• **Written task**
Reply only with how many lines contain the word "pollution".

• • •

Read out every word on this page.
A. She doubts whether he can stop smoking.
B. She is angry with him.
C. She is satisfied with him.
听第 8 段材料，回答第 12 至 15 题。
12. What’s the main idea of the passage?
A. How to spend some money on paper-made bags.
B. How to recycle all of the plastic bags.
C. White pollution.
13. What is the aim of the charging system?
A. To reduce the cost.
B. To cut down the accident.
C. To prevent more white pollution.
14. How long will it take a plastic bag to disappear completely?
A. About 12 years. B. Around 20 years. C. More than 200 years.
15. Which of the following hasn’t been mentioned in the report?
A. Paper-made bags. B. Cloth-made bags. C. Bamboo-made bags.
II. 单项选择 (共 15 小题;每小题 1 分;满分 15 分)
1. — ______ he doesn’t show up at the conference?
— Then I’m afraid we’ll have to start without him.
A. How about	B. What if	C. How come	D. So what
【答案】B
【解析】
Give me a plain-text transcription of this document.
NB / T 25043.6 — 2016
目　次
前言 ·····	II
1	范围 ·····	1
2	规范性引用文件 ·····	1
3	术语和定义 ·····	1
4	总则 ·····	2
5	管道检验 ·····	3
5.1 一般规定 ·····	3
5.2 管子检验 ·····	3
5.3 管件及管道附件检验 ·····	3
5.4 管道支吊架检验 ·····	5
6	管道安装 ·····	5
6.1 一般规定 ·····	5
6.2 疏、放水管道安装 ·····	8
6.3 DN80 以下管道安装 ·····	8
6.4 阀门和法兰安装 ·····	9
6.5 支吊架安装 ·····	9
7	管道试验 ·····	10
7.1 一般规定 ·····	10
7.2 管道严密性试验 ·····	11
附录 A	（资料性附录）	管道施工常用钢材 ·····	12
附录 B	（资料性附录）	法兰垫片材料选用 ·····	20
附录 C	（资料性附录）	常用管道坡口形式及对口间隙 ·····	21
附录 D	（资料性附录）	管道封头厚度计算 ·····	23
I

• • •

• **Final answer**
2